GIVEN INSTRUCTION 1: Select every line of the records that contains the word "Life" and copy each one out.

SOURCE EXCERPT:
☆ ☆ ☆
In [1]:
import os
os.chdir('/home/smallyan/eval_agent')
print(f"Working directory: {os.getcwd()}")

Working directory: /home/smallyan/eval_agent


# Circuit Analysis Code Evaluation

This notebook evaluates the code implementation under `/net/scratch2/smallyan/erasing-llm_eval` for circuit analysis.

## Setup and Initial Exploration

In [2]:
# First, let's explore the repository structure
REPO_PATH = "/net/scratch2/smallyan/erasing-llm_eval"

# List all files in the repository
for root, dirs, files in os.walk(REPO_PATH):
    # Skip hidden directories and common non-essential directories
    dirs[:] = [d for d in dirs if not d.startswith('.') and d not in ['__pycache__', 'venv', '.git']]
    level = root.replace(REPO_PATH, '').count(os.sep)
    indent = ' ' * 2 * level
    print(f'{indent}{os.path.basename(root)}/')
    subindent = ' ' * 2 * (level + 1)
    for file in files:
        print(f'{subindent}{file}')
☆ ☆ ☆
RECORDS FOR THIS EXERCISE:
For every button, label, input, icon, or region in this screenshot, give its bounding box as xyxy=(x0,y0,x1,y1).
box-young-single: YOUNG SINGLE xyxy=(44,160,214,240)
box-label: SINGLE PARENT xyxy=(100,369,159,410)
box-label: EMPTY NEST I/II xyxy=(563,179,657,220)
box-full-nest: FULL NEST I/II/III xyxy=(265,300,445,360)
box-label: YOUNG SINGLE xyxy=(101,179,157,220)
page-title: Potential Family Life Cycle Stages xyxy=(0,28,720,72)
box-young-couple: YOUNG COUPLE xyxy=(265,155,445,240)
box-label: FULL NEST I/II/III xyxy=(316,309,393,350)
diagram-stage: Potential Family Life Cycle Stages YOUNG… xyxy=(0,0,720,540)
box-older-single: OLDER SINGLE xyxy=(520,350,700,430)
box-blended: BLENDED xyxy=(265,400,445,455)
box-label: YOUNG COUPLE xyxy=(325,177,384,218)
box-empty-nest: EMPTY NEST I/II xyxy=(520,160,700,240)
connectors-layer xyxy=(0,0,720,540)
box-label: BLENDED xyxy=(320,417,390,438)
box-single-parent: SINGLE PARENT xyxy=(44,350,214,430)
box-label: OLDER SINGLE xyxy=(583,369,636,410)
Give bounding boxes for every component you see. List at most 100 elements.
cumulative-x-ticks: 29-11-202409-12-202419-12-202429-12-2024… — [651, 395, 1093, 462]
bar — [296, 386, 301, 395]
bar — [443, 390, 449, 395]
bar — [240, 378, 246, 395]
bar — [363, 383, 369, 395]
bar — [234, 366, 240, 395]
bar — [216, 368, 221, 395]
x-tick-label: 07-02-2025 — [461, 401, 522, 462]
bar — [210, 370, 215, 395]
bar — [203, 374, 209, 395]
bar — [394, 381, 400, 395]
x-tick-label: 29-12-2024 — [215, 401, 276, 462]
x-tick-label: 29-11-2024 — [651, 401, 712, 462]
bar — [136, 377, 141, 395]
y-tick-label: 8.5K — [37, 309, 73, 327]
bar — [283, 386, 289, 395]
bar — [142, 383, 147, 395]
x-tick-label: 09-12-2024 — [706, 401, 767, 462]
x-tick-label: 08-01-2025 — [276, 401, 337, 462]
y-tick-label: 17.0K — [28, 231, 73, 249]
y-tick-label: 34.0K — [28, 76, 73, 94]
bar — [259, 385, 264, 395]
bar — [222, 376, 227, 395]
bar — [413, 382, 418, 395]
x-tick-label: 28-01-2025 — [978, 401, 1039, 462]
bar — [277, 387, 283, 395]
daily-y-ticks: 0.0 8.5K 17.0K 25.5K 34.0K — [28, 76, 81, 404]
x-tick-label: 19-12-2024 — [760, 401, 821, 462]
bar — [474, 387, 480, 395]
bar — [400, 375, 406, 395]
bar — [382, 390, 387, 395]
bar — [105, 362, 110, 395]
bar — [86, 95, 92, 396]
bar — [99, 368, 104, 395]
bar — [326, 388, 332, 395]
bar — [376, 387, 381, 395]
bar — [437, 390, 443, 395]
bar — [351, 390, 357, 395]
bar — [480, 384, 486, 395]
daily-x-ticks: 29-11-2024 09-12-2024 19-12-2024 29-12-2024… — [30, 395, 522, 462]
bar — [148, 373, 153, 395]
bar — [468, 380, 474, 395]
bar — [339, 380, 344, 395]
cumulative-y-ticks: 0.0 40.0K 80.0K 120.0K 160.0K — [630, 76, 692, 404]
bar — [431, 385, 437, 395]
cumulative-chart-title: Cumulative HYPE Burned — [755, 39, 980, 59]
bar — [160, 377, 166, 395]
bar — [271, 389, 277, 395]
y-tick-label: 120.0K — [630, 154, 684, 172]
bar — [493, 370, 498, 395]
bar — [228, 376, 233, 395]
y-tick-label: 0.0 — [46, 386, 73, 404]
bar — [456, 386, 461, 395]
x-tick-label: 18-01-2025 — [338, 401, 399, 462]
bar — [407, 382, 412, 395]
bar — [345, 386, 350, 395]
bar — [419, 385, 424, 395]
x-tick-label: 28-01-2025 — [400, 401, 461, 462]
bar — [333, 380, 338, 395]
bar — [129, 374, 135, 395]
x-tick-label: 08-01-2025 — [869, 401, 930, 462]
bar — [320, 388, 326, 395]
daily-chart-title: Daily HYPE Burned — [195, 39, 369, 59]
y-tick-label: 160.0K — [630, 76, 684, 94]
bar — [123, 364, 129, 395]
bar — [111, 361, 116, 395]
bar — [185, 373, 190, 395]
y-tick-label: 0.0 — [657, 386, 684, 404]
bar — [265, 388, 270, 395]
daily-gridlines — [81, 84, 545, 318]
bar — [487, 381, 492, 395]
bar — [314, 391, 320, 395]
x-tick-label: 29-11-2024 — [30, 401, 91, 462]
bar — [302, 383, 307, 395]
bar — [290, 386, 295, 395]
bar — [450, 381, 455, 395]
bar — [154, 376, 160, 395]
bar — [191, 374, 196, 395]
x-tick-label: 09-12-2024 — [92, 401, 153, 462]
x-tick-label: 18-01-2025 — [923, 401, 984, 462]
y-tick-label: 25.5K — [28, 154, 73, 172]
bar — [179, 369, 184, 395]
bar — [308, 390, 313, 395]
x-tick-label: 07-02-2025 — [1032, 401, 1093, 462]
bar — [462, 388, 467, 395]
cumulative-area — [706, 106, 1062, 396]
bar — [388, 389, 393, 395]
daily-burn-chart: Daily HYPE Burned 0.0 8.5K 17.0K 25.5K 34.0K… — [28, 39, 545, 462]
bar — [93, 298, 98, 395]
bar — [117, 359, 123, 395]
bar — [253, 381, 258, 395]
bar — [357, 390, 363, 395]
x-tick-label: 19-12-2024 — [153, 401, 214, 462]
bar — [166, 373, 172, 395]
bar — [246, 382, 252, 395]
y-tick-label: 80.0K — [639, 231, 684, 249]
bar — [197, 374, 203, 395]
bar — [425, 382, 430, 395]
☆ ☆ ☆
GIVEN INSTRUCTION 2: Translate into Spanish this sentence from the notebook: "This notebook evaluates the code implementation under `/net/scratch2/smallyan/erasing-llm_eval` for circuit analysis."

OUTPUT 1:
page-title: Potential Family Life Cycle Stages xyxy=(0,28,720,72)
diagram-stage: Potential Family Life Cycle Stages YOUNG… xyxy=(0,0,720,540)

OUTPUT 2: Este cuaderno evalúa la implementación del código ubicada en `/net/scratch2/smallyan/erasing-llm_eval` para el análisis de circuitos.